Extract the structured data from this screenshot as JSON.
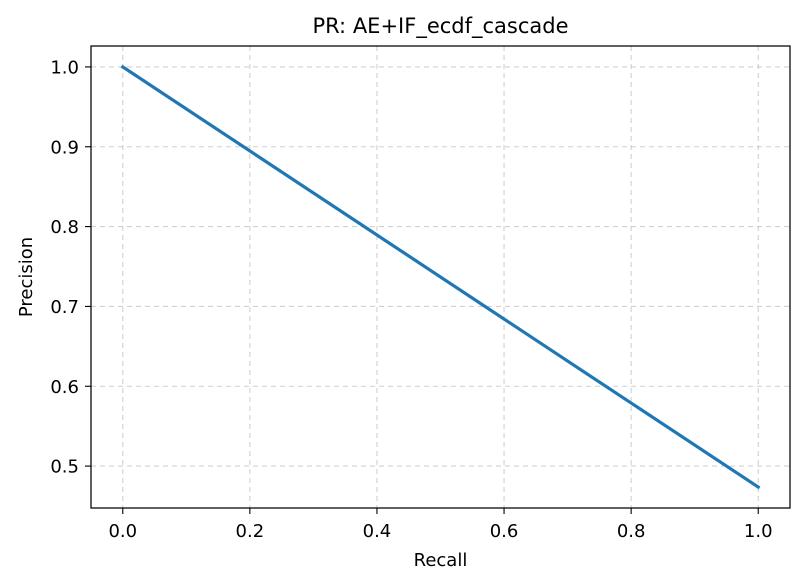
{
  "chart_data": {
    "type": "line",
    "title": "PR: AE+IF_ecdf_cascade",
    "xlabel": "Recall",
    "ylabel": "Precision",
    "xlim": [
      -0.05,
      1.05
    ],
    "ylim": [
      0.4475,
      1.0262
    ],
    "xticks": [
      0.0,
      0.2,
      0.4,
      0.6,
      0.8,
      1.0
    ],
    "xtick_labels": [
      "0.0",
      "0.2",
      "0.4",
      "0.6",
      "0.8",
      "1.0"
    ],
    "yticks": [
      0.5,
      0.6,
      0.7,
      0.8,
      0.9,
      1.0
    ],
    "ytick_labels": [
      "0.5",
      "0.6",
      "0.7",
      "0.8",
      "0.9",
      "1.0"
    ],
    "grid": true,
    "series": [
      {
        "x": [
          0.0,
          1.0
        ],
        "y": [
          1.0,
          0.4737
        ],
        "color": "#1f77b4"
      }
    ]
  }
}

...

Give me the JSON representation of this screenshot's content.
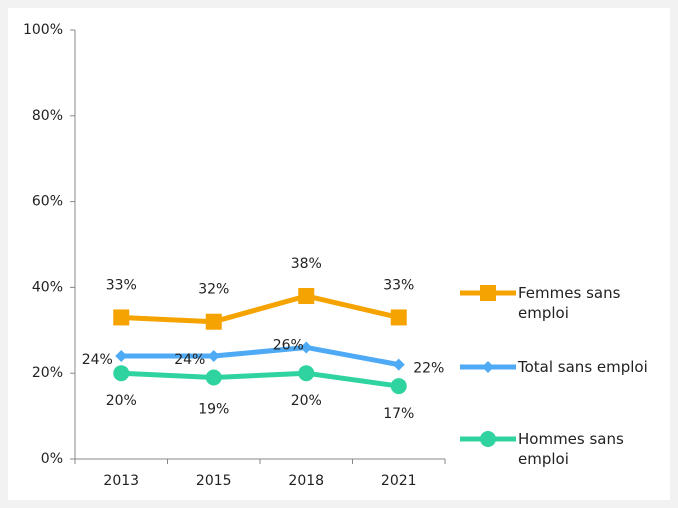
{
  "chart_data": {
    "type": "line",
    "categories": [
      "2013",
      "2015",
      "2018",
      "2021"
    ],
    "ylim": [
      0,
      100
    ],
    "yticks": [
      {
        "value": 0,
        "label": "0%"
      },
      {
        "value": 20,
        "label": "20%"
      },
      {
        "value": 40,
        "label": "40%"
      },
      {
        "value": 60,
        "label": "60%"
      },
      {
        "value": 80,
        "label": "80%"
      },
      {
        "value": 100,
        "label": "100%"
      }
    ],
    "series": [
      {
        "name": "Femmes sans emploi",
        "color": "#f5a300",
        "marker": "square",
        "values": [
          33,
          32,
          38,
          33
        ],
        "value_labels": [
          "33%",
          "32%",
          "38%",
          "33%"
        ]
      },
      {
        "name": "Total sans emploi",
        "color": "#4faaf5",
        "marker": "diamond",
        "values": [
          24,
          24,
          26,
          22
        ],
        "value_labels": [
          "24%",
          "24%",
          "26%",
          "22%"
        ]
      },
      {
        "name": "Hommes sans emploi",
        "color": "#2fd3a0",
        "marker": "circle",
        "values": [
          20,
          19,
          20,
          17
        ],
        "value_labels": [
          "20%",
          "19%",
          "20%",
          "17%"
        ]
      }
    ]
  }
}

- [Aim]: From the listing above, copy every line that includes the word "sans".

- [Result of the task]:
        "name": "Femmes sans emploi",
        "name": "Total sans emploi",
        "name": "Hommes sans emploi",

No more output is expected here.